- What is required
In your copy, leave out the pictures and repeat the entries below exactly.

- Input material

--------------------------------------------------

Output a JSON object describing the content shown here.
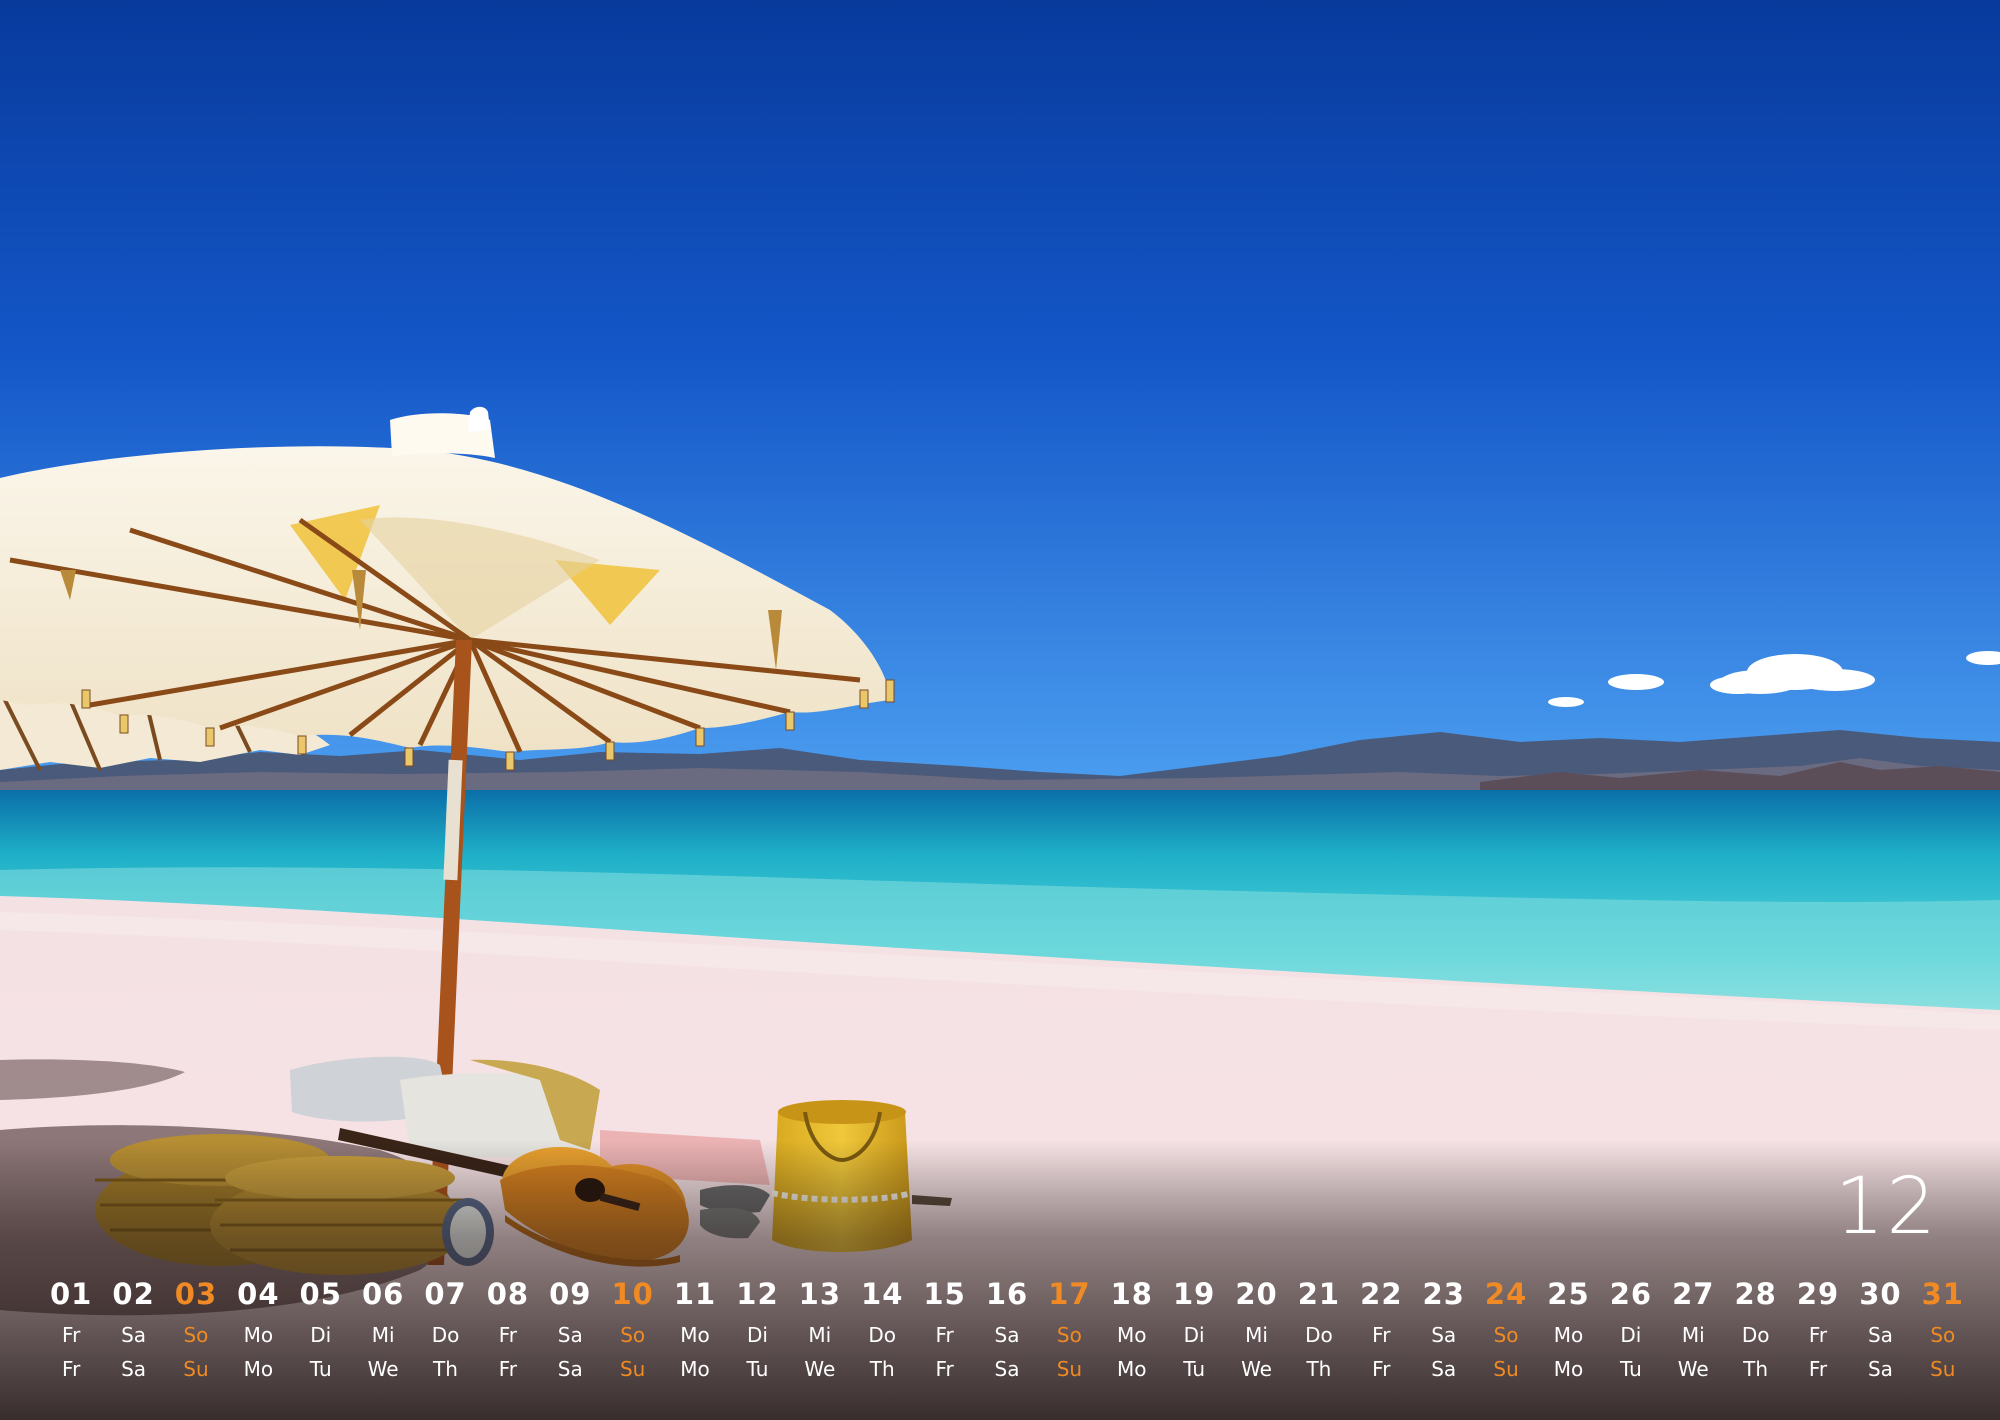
{
  "month_number": "12",
  "sunday_color": "#f08a24",
  "days": [
    {
      "num": "01",
      "de": "Fr",
      "en": "Fr",
      "sunday": false
    },
    {
      "num": "02",
      "de": "Sa",
      "en": "Sa",
      "sunday": false
    },
    {
      "num": "03",
      "de": "So",
      "en": "Su",
      "sunday": true
    },
    {
      "num": "04",
      "de": "Mo",
      "en": "Mo",
      "sunday": false
    },
    {
      "num": "05",
      "de": "Di",
      "en": "Tu",
      "sunday": false
    },
    {
      "num": "06",
      "de": "Mi",
      "en": "We",
      "sunday": false
    },
    {
      "num": "07",
      "de": "Do",
      "en": "Th",
      "sunday": false
    },
    {
      "num": "08",
      "de": "Fr",
      "en": "Fr",
      "sunday": false
    },
    {
      "num": "09",
      "de": "Sa",
      "en": "Sa",
      "sunday": false
    },
    {
      "num": "10",
      "de": "So",
      "en": "Su",
      "sunday": true
    },
    {
      "num": "11",
      "de": "Mo",
      "en": "Mo",
      "sunday": false
    },
    {
      "num": "12",
      "de": "Di",
      "en": "Tu",
      "sunday": false
    },
    {
      "num": "13",
      "de": "Mi",
      "en": "We",
      "sunday": false
    },
    {
      "num": "14",
      "de": "Do",
      "en": "Th",
      "sunday": false
    },
    {
      "num": "15",
      "de": "Fr",
      "en": "Fr",
      "sunday": false
    },
    {
      "num": "16",
      "de": "Sa",
      "en": "Sa",
      "sunday": false
    },
    {
      "num": "17",
      "de": "So",
      "en": "Su",
      "sunday": true
    },
    {
      "num": "18",
      "de": "Mo",
      "en": "Mo",
      "sunday": false
    },
    {
      "num": "19",
      "de": "Di",
      "en": "Tu",
      "sunday": false
    },
    {
      "num": "20",
      "de": "Mi",
      "en": "We",
      "sunday": false
    },
    {
      "num": "21",
      "de": "Do",
      "en": "Th",
      "sunday": false
    },
    {
      "num": "22",
      "de": "Fr",
      "en": "Fr",
      "sunday": false
    },
    {
      "num": "23",
      "de": "Sa",
      "en": "Sa",
      "sunday": false
    },
    {
      "num": "24",
      "de": "So",
      "en": "Su",
      "sunday": true
    },
    {
      "num": "25",
      "de": "Mo",
      "en": "Mo",
      "sunday": false
    },
    {
      "num": "26",
      "de": "Di",
      "en": "Tu",
      "sunday": false
    },
    {
      "num": "27",
      "de": "Mi",
      "en": "We",
      "sunday": false
    },
    {
      "num": "28",
      "de": "Do",
      "en": "Th",
      "sunday": false
    },
    {
      "num": "29",
      "de": "Fr",
      "en": "Fr",
      "sunday": false
    },
    {
      "num": "30",
      "de": "Sa",
      "en": "Sa",
      "sunday": false
    },
    {
      "num": "31",
      "de": "So",
      "en": "Su",
      "sunday": true
    }
  ]
}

--------------------------------------------------

- Solution to the exercise
Output a JSON object describing the content shown here.
{
  "month_number": "12",
  "sunday_color": "#f08a24",
  "days": [
    {
      "num": "01",
      "de": "Fr",
      "en": "Fr",
      "sunday": false
    },
    {
      "num": "02",
      "de": "Sa",
      "en": "Sa",
      "sunday": false
    },
    {
      "num": "03",
      "de": "So",
      "en": "Su",
      "sunday": true
    },
    {
      "num": "04",
      "de": "Mo",
      "en": "Mo",
      "sunday": false
    },
    {
      "num": "05",
      "de": "Di",
      "en": "Tu",
      "sunday": false
    },
    {
      "num": "06",
      "de": "Mi",
      "en": "We",
      "sunday": false
    },
    {
      "num": "07",
      "de": "Do",
      "en": "Th",
      "sunday": false
    },
    {
      "num": "08",
      "de": "Fr",
      "en": "Fr",
      "sunday": false
    },
    {
      "num": "09",
      "de": "Sa",
      "en": "Sa",
      "sunday": false
    },
    {
      "num": "10",
      "de": "So",
      "en": "Su",
      "sunday": true
    },
    {
      "num": "11",
      "de": "Mo",
      "en": "Mo",
      "sunday": false
    },
    {
      "num": "12",
      "de": "Di",
      "en": "Tu",
      "sunday": false
    },
    {
      "num": "13",
      "de": "Mi",
      "en": "We",
      "sunday": false
    },
    {
      "num": "14",
      "de": "Do",
      "en": "Th",
      "sunday": false
    },
    {
      "num": "15",
      "de": "Fr",
      "en": "Fr",
      "sunday": false
    },
    {
      "num": "16",
      "de": "Sa",
      "en": "Sa",
      "sunday": false
    },
    {
      "num": "17",
      "de": "So",
      "en": "Su",
      "sunday": true
    },
    {
      "num": "18",
      "de": "Mo",
      "en": "Mo",
      "sunday": false
    },
    {
      "num": "19",
      "de": "Di",
      "en": "Tu",
      "sunday": false
    },
    {
      "num": "20",
      "de": "Mi",
      "en": "We",
      "sunday": false
    },
    {
      "num": "21",
      "de": "Do",
      "en": "Th",
      "sunday": false
    },
    {
      "num": "22",
      "de": "Fr",
      "en": "Fr",
      "sunday": false
    },
    {
      "num": "23",
      "de": "Sa",
      "en": "Sa",
      "sunday": false
    },
    {
      "num": "24",
      "de": "So",
      "en": "Su",
      "sunday": true
    },
    {
      "num": "25",
      "de": "Mo",
      "en": "Mo",
      "sunday": false
    },
    {
      "num": "26",
      "de": "Di",
      "en": "Tu",
      "sunday": false
    },
    {
      "num": "27",
      "de": "Mi",
      "en": "We",
      "sunday": false
    },
    {
      "num": "28",
      "de": "Do",
      "en": "Th",
      "sunday": false
    },
    {
      "num": "29",
      "de": "Fr",
      "en": "Fr",
      "sunday": false
    },
    {
      "num": "30",
      "de": "Sa",
      "en": "Sa",
      "sunday": false
    },
    {
      "num": "31",
      "de": "So",
      "en": "Su",
      "sunday": true
    }
  ]
}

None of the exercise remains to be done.